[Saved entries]
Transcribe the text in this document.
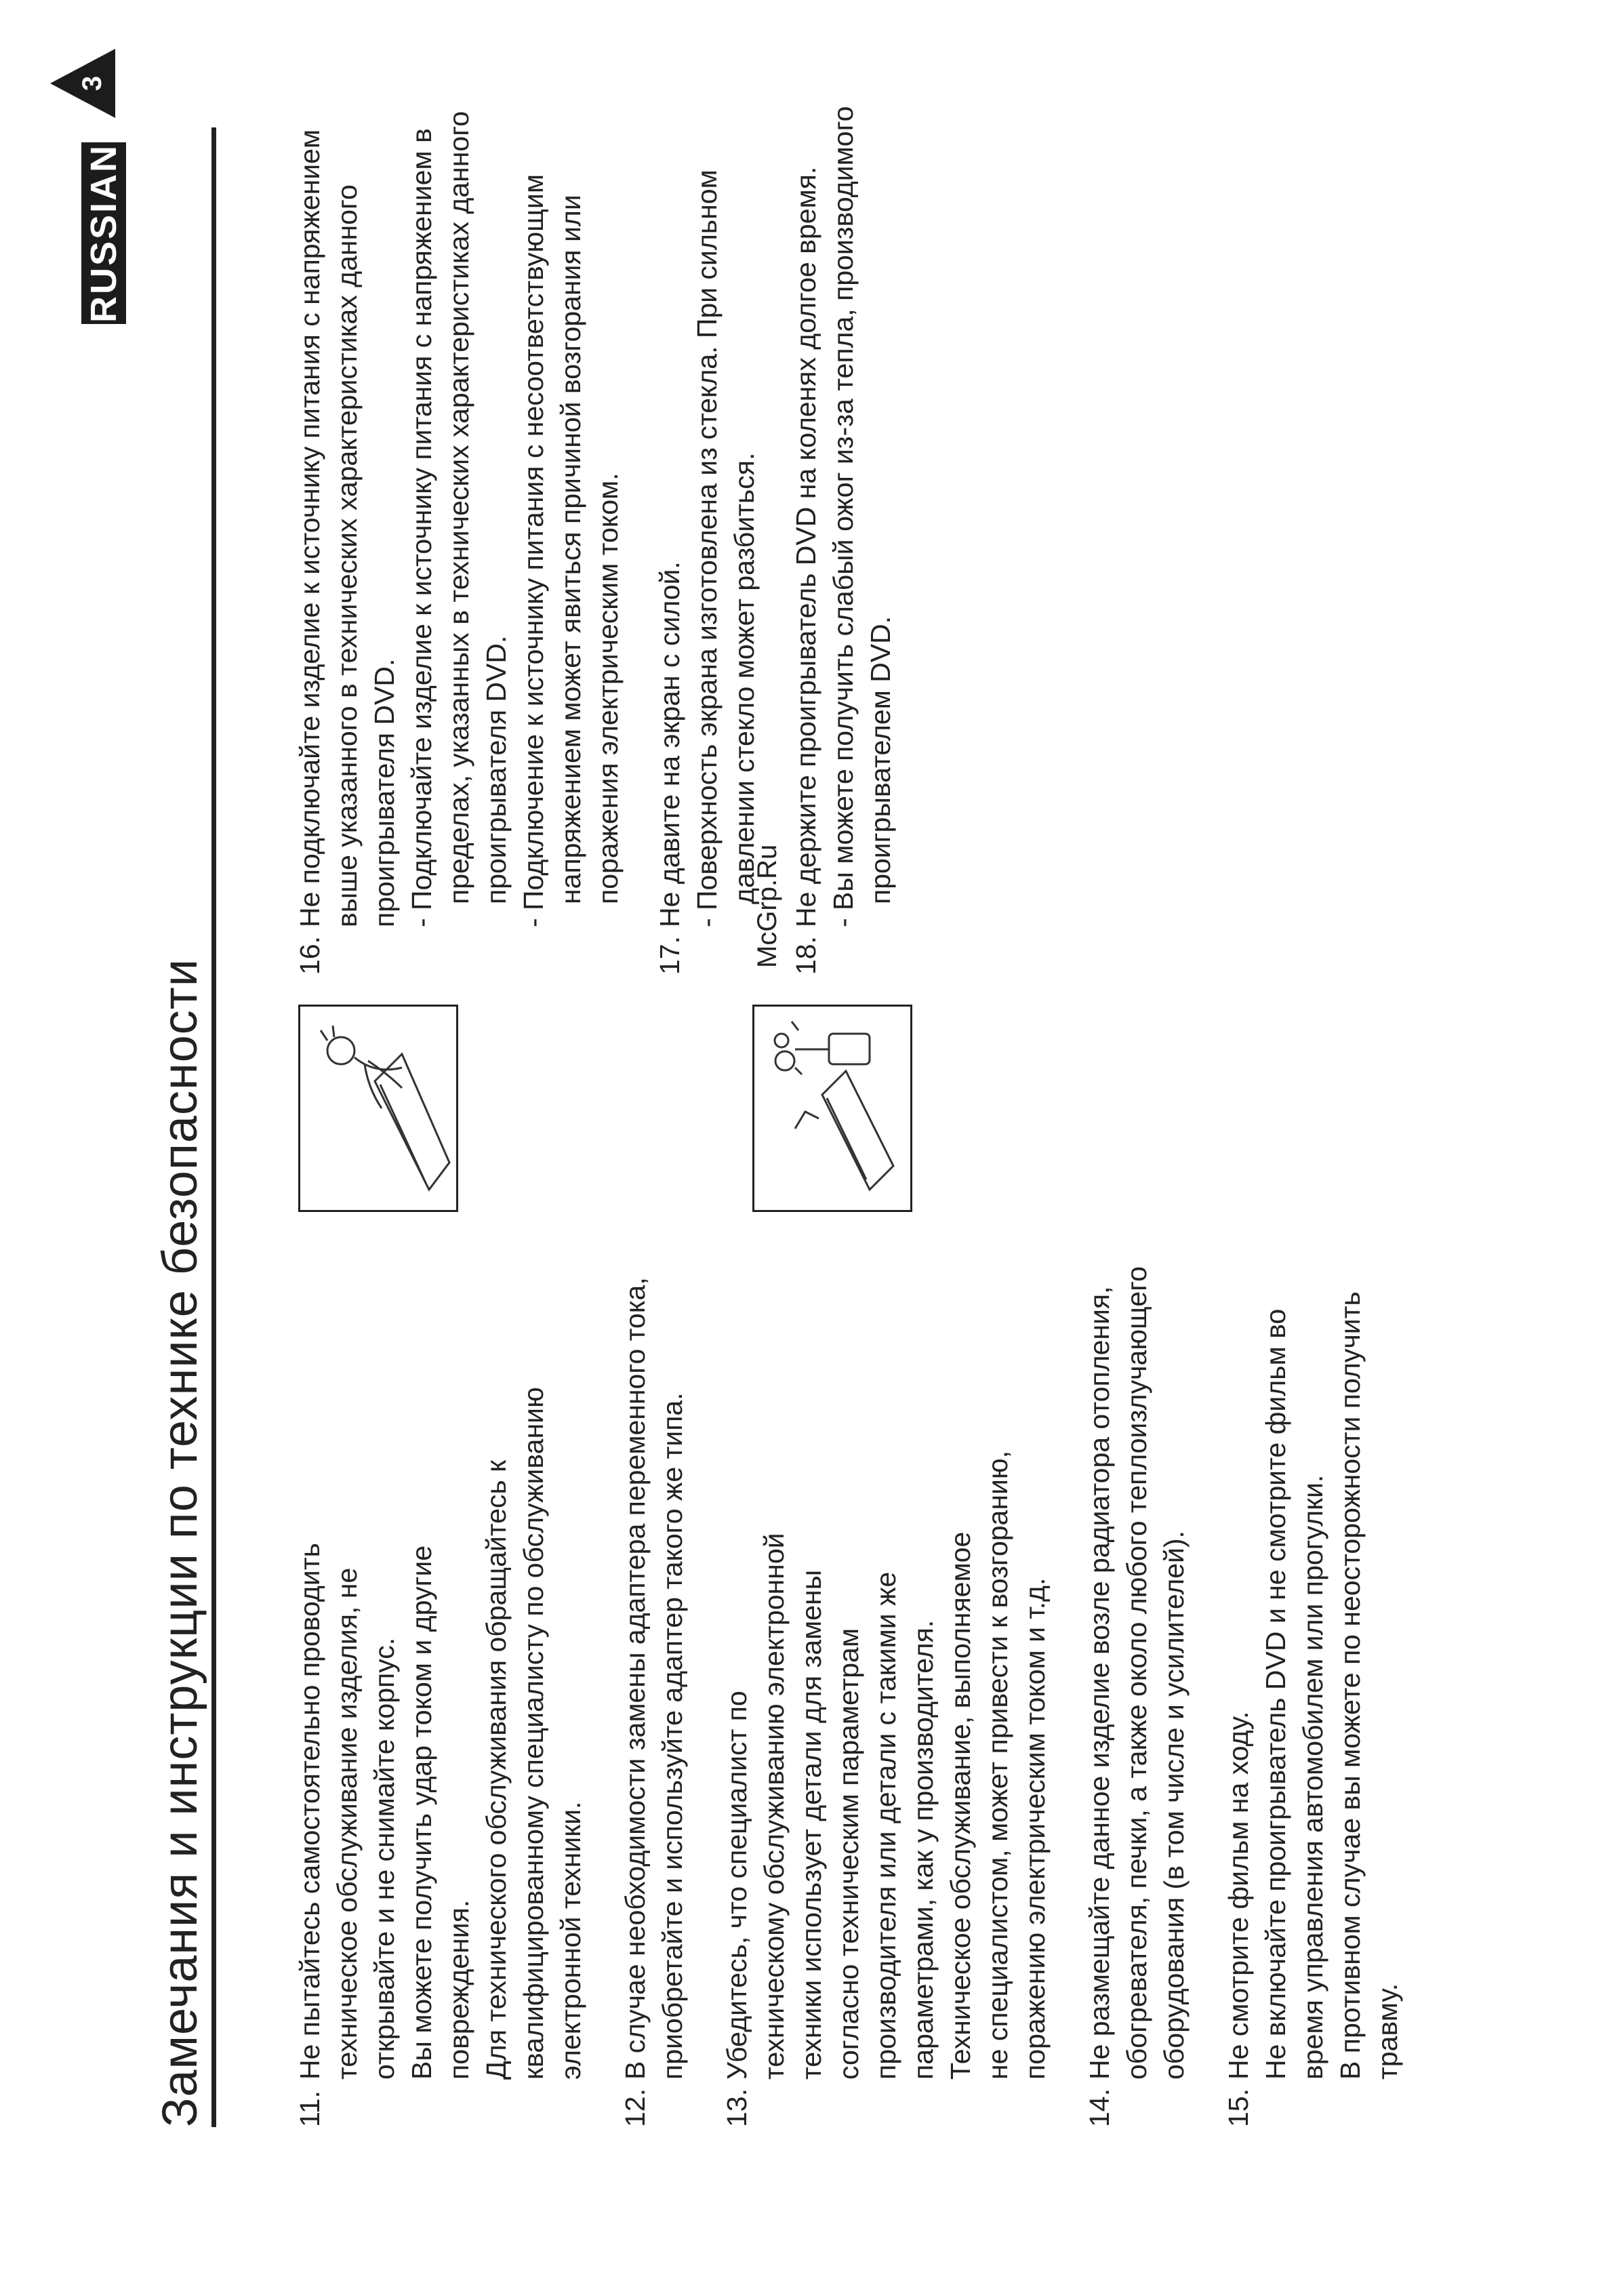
Замечания и инструкции по технике безопасности
RUSSIAN
3
11.
Не пытайтесь самостоятельно проводить техническое обслуживание изделия, не открывайте и не снимайте корпус. Вы можете получить удар током и другие повреждения. Для технического обслуживания обращайтесь к квалифицированному специалисту по обслуживанию электронной техники.
12.
В случае необходимости замены адаптера переменного тока, приобретайте и используйте адаптер такого же типа.
13.
Убедитесь, что специалист по техническому обслуживанию электронной техники использует детали для замены согласно техническим параметрам производителя или детали с такими же параметрами, как у производителя. Техническое обслуживание, выполняемое не специалистом, может привести к возгоранию, поражению электрическим током и т.д.
14.
Не размещайте данное изделие возле радиатора отопления, обогревателя, печки, а также около любого теплоизлучающего оборудования (в том числе и усилителей).
15.
Не смотрите фильм на ходу. Не включайте проигрыватель DVD и не смотрите фильм во время управления автомобилем или прогулки. В противном случае вы можете по неосторожности получить травму.
McGrp.Ru
16.
Не подключайте изделие к источнику питания с напряжением выше указанного в технических характеристиках данного проигрывателя DVD. - Подключайте изделие к источнику питания с напряжением в пределах, указанных в технических характеристиках данного проигрывателя DVD. - Подключение к источнику питания с несоответствующим напряжением может явиться причиной возгорания или поражения электрическим током.
17.
Не давите на экран с силой. - Поверхность экрана изготовлена из стекла. При сильном давлении стекло может разбиться.
18.
Не держите проигрыватель DVD на коленях долгое время. - Вы можете получить слабый ожог из-за тепла, производимого проигрывателем DVD.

WRITTEN TASK
Write out all the entries exactly, except for the pictures.

WRITTEN SOLUTION
Transcribe the text in this document.
Замечания и инструкции по технике безопасности
RUSSIAN
3
11.
Не пытайтесь самостоятельно проводить техническое обслуживание изделия, не открывайте и не снимайте корпус. Вы можете получить удар током и другие повреждения. Для технического обслуживания обращайтесь к квалифицированному специалисту по обслуживанию электронной техники.
12.
В случае необходимости замены адаптера переменного тока, приобретайте и используйте адаптер такого же типа.
13.
Убедитесь, что специалист по техническому обслуживанию электронной техники использует детали для замены согласно техническим параметрам производителя или детали с такими же параметрами, как у производителя. Техническое обслуживание, выполняемое не специалистом, может привести к возгоранию, поражению электрическим током и т.д.
14.
Не размещайте данное изделие возле радиатора отопления, обогревателя, печки, а также около любого теплоизлучающего оборудования (в том числе и усилителей).
15.
Не смотрите фильм на ходу. Не включайте проигрыватель DVD и не смотрите фильм во время управления автомобилем или прогулки. В противном случае вы можете по неосторожности получить травму.
McGrp.Ru
16.
Не подключайте изделие к источнику питания с напряжением выше указанного в технических характеристиках данного проигрывателя DVD. - Подключайте изделие к источнику питания с напряжением в пределах, указанных в технических характеристиках данного проигрывателя DVD. - Подключение к источнику питания с несоответствующим напряжением может явиться причиной возгорания или поражения электрическим током.
17.
Не давите на экран с силой. - Поверхность экрана изготовлена из стекла. При сильном давлении стекло может разбиться.
18.
Не держите проигрыватель DVD на коленях долгое время. - Вы можете получить слабый ожог из-за тепла, производимого проигрывателем DVD.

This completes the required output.